----- Texto de origen -----

Imagino que habrá algunos aficionados a la caza que me sigan en las redes, que me lean y que compren mis libros, y que después de leer este escrito dejarán de hacerlo, pero, como dicen nuestros dichos, «El que algo cuesta, algo le quiere» y «No se puede hacer un huevo sin romper unas tortillas».
Es domingo por la mañana. Yo vivo en un pueblo pequeño y al amanecer me despiertan los disparos de los cazadores, gente con un nivel de imaginación tal a la que no se le ocurre otra cosa mejor con la que entretenerse en este mundo que matar animalitos indefensos por placer.
Entonces me acuerdo de lo que me sucedió hará unos años y como no lo conté en su momento, lo cuento ahora.
Hay en mi localidad un campo rústico de golf al que casi nunca viene nadie. Es un lugar precioso, con senderos que serpentean, que suben y bajan y que hacen esas pocas cosas que pueden hacer los senderos. Salí de paseo con mi hija pequeña (tendría siete años entonces) y yo le estaba contando alguna historia, cuando vinieron hacia nosotros corriendo dos hombres. Con escopetas en la mano.
Uno de ellos nos apuntó con la suya.
Comenzaron a gritarnos, con malísimos modos. ¿Qué hacíamos allí? Paseábamos, contesté. ¿No sabíamos que estaba prohibido? No: no sabíamos que estuviera prohibido caminar por el campo de golf; prácticamente todo el pueblo lo hacía.
Aquello ya no era el campo de golf, siguieron gritándonos de muy mala manera. Era un coto de caza. Así pasa luego lo que pasa, dijeron, muy enfadados.

----- Registros proporcionados -----

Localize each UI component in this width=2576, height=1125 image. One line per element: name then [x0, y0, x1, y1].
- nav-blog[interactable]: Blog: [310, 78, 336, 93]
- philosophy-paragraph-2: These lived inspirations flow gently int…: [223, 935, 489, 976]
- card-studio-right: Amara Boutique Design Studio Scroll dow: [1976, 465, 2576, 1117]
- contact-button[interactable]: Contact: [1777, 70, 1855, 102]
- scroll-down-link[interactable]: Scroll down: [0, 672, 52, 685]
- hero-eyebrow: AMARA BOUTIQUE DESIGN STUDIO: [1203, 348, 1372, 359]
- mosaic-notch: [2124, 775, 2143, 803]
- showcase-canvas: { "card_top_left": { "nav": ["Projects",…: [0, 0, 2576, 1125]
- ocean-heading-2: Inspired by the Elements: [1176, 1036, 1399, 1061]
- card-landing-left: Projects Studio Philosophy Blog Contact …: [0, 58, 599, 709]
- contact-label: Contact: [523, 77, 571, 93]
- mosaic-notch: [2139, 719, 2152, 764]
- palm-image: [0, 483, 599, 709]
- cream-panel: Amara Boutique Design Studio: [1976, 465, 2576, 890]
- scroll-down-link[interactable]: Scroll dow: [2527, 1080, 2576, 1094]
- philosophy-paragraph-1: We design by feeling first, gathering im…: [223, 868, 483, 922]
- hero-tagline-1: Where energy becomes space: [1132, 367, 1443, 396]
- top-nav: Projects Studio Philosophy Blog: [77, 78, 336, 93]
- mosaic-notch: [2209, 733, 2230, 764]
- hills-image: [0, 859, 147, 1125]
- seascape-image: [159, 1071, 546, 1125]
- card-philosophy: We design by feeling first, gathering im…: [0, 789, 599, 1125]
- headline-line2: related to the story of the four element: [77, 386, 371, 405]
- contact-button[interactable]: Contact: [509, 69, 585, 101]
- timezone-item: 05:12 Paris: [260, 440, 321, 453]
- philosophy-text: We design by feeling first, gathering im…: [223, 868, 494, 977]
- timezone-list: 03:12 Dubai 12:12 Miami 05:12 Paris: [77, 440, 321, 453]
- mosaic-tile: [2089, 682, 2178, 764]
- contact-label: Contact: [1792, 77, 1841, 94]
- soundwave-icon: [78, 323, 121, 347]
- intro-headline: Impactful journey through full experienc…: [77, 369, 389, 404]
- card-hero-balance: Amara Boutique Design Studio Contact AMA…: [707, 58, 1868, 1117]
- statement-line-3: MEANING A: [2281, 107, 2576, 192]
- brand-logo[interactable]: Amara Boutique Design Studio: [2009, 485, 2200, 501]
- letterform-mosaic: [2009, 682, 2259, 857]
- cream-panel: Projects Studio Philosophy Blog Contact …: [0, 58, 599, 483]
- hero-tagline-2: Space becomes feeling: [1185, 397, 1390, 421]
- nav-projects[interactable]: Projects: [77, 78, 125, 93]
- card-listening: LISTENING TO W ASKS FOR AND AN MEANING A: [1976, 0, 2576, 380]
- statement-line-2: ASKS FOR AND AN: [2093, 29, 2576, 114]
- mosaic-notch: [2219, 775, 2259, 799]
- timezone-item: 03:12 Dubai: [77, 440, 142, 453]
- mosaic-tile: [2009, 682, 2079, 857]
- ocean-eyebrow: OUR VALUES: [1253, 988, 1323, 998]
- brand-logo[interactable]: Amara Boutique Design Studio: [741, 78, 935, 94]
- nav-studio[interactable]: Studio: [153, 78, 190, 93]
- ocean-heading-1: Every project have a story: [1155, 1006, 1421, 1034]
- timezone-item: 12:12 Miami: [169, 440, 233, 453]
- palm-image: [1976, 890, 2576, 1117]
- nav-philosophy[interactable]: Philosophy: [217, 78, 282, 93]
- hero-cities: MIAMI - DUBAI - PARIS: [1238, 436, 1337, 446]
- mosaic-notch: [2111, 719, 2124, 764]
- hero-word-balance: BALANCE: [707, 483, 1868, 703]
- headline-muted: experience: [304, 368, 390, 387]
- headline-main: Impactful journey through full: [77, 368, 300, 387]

-----

Transcribe literalmente el fragmento del texto sobre la caza que comienza con las palabras que contienen «Comenzaron a gritarnos, con» y termina con «pueblo lo hacía.». Los ítems no guardan ninguna relación con el texto sobre la caza.

Comenzaron a gritarnos, con malísimos modos. ¿Qué hacíamos allí? Paseábamos, contesté. ¿No sabíamos que estaba prohibido? No: no sabíamos que estuviera prohibido caminar por el campo de golf; prácticamente todo el pueblo lo hacía.